▶ _What to produce_: Copy out each line that has "price" in it.

───── Material provided

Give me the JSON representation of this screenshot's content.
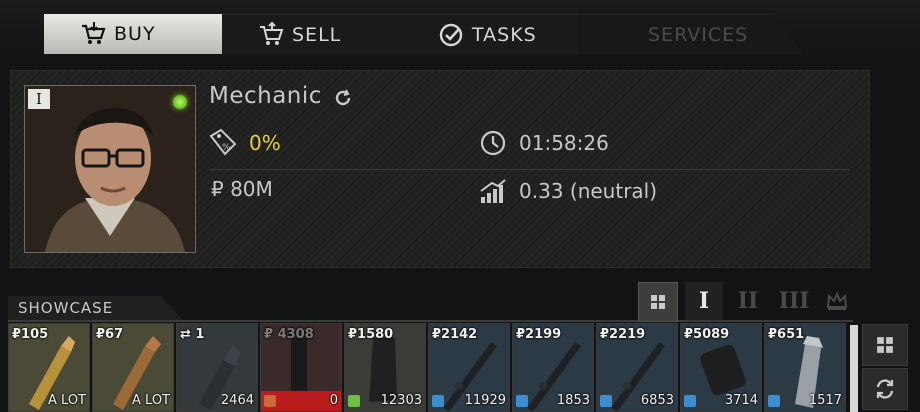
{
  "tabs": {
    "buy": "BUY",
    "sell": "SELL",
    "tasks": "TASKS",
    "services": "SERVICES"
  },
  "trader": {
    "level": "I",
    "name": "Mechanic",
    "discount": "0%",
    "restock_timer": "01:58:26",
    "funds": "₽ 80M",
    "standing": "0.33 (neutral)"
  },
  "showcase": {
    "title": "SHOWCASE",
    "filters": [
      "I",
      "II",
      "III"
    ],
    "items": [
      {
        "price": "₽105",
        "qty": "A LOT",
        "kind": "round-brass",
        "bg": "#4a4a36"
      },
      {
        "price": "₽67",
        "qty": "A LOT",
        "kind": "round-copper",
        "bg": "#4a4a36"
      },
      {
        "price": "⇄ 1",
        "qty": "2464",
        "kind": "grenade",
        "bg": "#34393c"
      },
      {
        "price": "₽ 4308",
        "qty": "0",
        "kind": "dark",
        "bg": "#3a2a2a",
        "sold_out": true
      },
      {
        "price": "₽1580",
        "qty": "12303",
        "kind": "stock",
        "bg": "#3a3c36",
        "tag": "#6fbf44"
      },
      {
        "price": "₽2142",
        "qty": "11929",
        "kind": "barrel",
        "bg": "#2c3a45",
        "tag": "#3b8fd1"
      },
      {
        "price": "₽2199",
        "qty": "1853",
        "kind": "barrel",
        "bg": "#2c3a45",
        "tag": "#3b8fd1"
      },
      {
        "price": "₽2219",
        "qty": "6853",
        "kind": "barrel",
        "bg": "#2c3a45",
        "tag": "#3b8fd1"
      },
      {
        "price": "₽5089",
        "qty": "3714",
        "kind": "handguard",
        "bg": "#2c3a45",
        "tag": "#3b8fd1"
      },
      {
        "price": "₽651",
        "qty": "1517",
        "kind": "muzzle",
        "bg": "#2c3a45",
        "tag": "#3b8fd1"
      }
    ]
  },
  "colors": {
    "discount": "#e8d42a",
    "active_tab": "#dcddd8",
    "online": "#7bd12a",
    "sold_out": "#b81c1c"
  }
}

──────────

▶ _Complete output_:
        "price": "₽105",
        "price": "₽67",
        "price": "⇄ 1",
        "price": "₽ 4308",
        "price": "₽1580",
        "price": "₽2142",
        "price": "₽2199",
        "price": "₽2219",
        "price": "₽5089",
        "price": "₽651",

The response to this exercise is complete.